▸ PROBLEM: Extract every line of the material that holds the string "value".

▸ MATERIAL TO PROCESS:
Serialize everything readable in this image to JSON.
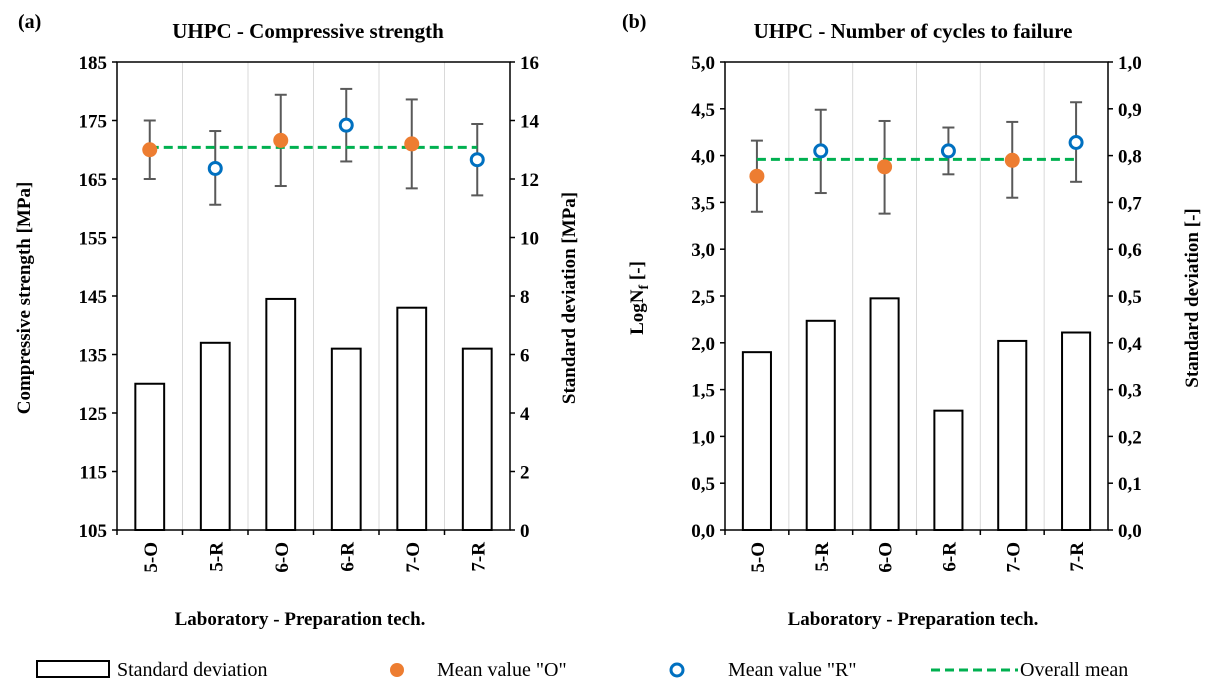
{
  "colors": {
    "mean_o": "#ED7D31",
    "mean_r": "#0070C0",
    "overall_mean": "#00B050",
    "bars_edge": "#000000",
    "grid": "#D9D9D9",
    "errorbar": "#595959"
  },
  "legend": {
    "std_label": "Standard deviation",
    "mean_o_label": "Mean value \"O\"",
    "mean_r_label": "Mean value \"R\"",
    "overall_label": "Overall mean"
  },
  "chart_data": [
    {
      "panel_label": "(a)",
      "type": "bar+scatter",
      "title": "UHPC - Compressive strength",
      "xlabel": "Laboratory - Preparation tech.",
      "ylabel_left": "Compressive strength [MPa]",
      "ylabel_right": "Standard deviation [MPa]",
      "categories": [
        "5-O",
        "5-R",
        "6-O",
        "6-R",
        "7-O",
        "7-R"
      ],
      "ylim_left": [
        105,
        185
      ],
      "ylim_right": [
        0,
        16
      ],
      "yticks_left": [
        "105",
        "115",
        "125",
        "135",
        "145",
        "155",
        "165",
        "175",
        "185"
      ],
      "yticks_right": [
        "0",
        "2",
        "4",
        "6",
        "8",
        "10",
        "12",
        "14",
        "16"
      ],
      "grid": "vertical",
      "std_dev": [
        5.0,
        6.4,
        7.9,
        6.2,
        7.6,
        6.2
      ],
      "mean_o": [
        170.0,
        null,
        171.6,
        null,
        171.0,
        null
      ],
      "mean_r": [
        null,
        166.8,
        null,
        174.2,
        null,
        168.3
      ],
      "error_low": [
        165.0,
        160.6,
        163.8,
        168.0,
        163.4,
        162.2
      ],
      "error_high": [
        175.0,
        173.2,
        179.4,
        180.4,
        178.6,
        174.4
      ],
      "overall_mean": 170.4
    },
    {
      "panel_label": "(b)",
      "type": "bar+scatter",
      "title": "UHPC - Number of cycles to failure",
      "xlabel": "Laboratory - Preparation tech.",
      "ylabel_left_main": "LogN",
      "ylabel_left_sub": "f",
      "ylabel_left_suffix": " [-]",
      "ylabel_right": "Standard deviation [-]",
      "categories": [
        "5-O",
        "5-R",
        "6-O",
        "6-R",
        "7-O",
        "7-R"
      ],
      "ylim_left": [
        0,
        5
      ],
      "ylim_right": [
        0,
        1
      ],
      "yticks_left": [
        "0,0",
        "0,5",
        "1,0",
        "1,5",
        "2,0",
        "2,5",
        "3,0",
        "3,5",
        "4,0",
        "4,5",
        "5,0"
      ],
      "yticks_right": [
        "0,0",
        "0,1",
        "0,2",
        "0,3",
        "0,4",
        "0,5",
        "0,6",
        "0,7",
        "0,8",
        "0,9",
        "1,0"
      ],
      "grid": "vertical",
      "std_dev": [
        0.38,
        0.447,
        0.495,
        0.255,
        0.404,
        0.422
      ],
      "mean_o": [
        3.78,
        null,
        3.88,
        null,
        3.95,
        null
      ],
      "mean_r": [
        null,
        4.05,
        null,
        4.05,
        null,
        4.14
      ],
      "error_low": [
        3.4,
        3.6,
        3.38,
        3.8,
        3.55,
        3.72
      ],
      "error_high": [
        4.16,
        4.49,
        4.37,
        4.3,
        4.36,
        4.57
      ],
      "overall_mean": 3.96
    }
  ]
}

▸ EXERCISE SOLUTION:
    "mean_o_label": "Mean value \"O\"",
    "mean_r_label": "Mean value \"R\"",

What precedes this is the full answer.